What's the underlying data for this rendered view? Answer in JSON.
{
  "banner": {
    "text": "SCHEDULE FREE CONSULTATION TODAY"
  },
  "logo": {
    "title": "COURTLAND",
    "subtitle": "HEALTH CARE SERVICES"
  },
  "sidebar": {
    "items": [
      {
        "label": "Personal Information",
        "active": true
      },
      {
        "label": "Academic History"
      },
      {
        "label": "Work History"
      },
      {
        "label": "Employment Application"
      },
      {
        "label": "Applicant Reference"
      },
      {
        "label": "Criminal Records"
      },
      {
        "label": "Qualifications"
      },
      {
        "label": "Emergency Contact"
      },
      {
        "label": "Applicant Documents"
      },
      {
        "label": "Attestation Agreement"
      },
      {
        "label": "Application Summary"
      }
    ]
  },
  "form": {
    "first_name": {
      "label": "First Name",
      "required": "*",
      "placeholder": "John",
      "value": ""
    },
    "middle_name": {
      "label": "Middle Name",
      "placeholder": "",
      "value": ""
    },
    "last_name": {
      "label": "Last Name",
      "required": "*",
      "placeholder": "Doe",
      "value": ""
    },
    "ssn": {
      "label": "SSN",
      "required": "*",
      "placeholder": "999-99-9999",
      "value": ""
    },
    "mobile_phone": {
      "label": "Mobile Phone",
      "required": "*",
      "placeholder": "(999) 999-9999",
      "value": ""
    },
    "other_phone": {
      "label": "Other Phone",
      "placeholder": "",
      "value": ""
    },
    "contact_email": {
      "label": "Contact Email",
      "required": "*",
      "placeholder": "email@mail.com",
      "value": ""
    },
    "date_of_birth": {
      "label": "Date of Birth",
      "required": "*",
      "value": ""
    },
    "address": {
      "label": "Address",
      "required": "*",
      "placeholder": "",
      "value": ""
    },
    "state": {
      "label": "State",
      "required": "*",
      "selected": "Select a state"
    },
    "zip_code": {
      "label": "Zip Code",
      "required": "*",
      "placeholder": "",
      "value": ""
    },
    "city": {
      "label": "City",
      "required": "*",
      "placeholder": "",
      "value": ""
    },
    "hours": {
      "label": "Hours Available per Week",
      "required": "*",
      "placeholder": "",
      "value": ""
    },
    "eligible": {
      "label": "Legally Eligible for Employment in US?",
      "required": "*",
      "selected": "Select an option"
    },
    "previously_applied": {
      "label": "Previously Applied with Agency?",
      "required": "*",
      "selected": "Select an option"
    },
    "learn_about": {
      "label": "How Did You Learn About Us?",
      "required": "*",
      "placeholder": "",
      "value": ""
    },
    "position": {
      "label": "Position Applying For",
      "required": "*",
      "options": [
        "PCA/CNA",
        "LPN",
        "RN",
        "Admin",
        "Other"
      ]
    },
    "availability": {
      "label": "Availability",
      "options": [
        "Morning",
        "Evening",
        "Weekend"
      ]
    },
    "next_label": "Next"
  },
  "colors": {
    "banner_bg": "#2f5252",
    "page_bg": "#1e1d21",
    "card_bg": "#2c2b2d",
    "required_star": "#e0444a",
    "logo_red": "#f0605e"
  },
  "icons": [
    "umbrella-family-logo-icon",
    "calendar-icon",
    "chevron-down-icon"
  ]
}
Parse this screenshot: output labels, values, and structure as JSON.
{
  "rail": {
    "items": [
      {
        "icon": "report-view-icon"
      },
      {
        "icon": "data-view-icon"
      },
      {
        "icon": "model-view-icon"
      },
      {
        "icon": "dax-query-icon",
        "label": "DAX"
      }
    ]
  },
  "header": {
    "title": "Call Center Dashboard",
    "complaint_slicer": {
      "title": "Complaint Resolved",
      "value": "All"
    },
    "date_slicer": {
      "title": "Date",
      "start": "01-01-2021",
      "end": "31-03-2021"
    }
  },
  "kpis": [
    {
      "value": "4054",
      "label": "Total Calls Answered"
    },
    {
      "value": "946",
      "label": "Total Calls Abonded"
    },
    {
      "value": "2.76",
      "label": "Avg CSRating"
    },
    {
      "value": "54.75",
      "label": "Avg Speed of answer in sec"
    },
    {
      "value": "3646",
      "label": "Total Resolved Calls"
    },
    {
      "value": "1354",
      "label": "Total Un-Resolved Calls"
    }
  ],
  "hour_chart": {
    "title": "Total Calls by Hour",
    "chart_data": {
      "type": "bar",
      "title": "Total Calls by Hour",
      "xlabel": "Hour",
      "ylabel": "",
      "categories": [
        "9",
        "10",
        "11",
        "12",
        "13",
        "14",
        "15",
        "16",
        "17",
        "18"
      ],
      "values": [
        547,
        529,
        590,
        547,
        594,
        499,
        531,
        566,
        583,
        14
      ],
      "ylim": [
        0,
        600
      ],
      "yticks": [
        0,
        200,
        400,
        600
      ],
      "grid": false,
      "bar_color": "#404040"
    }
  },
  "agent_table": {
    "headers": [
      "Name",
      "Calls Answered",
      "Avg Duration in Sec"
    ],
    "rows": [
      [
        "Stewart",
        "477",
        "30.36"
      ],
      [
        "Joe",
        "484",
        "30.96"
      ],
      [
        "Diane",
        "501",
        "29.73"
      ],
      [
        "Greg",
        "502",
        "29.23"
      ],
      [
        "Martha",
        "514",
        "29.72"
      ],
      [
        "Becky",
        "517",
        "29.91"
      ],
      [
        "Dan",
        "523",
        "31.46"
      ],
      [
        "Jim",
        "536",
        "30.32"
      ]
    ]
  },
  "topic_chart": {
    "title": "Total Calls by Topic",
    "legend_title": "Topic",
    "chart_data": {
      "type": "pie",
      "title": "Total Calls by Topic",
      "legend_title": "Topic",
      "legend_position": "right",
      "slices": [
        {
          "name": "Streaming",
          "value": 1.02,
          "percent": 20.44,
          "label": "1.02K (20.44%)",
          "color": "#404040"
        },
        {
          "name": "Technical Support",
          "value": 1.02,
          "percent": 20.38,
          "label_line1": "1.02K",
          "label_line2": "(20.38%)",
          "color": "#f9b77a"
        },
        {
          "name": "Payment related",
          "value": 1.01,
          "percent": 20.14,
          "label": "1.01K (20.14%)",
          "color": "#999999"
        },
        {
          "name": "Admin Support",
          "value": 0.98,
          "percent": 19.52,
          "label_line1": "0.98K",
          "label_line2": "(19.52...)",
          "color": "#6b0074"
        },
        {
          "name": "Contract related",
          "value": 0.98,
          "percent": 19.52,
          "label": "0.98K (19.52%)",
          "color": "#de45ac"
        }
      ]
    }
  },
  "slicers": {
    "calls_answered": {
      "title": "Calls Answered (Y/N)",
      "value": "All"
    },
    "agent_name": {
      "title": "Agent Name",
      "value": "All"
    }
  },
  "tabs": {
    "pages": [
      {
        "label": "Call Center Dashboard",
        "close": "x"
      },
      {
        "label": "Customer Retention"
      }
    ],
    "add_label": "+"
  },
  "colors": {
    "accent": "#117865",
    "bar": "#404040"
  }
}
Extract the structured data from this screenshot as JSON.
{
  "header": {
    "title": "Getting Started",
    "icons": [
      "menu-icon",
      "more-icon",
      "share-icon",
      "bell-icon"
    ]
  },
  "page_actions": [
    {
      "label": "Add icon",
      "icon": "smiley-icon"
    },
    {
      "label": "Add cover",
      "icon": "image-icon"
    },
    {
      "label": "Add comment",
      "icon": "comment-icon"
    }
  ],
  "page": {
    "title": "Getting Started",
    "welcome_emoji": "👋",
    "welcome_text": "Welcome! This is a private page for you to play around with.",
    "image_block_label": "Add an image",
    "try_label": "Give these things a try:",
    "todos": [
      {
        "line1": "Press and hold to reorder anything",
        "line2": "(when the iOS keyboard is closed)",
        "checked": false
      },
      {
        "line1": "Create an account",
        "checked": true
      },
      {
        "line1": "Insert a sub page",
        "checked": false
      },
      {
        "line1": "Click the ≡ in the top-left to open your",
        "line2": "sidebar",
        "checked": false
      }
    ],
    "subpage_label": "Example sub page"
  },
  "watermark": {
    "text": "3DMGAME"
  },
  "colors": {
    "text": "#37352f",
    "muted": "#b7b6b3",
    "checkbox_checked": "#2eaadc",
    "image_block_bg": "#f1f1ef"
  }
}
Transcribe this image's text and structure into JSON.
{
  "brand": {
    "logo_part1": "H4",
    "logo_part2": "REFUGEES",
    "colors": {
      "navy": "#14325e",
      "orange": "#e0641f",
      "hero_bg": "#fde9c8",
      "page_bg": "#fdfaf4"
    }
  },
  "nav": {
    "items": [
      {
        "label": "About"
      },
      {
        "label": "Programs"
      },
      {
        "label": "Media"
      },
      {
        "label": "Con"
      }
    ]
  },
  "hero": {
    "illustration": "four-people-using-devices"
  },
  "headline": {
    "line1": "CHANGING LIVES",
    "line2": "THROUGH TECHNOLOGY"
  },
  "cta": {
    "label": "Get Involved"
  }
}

▸ What is required
Starting at the line that contains "Transcribe this image's", print every line through the end of the listing, word for word. Leave out all the rest.

▸ Response for this exercise
Transcribe this image's text and structure into JSON.
{
  "brand": {
    "logo_part1": "H4",
    "logo_part2": "REFUGEES",
    "colors": {
      "navy": "#14325e",
      "orange": "#e0641f",
      "hero_bg": "#fde9c8",
      "page_bg": "#fdfaf4"
    }
  },
  "nav": {
    "items": [
      {
        "label": "About"
      },
      {
        "label": "Programs"
      },
      {
        "label": "Media"
      },
      {
        "label": "Con"
      }
    ]
  },
  "hero": {
    "illustration": "four-people-using-devices"
  },
  "headline": {
    "line1": "CHANGING LIVES",
    "line2": "THROUGH TECHNOLOGY"
  },
  "cta": {
    "label": "Get Involved"
  }
}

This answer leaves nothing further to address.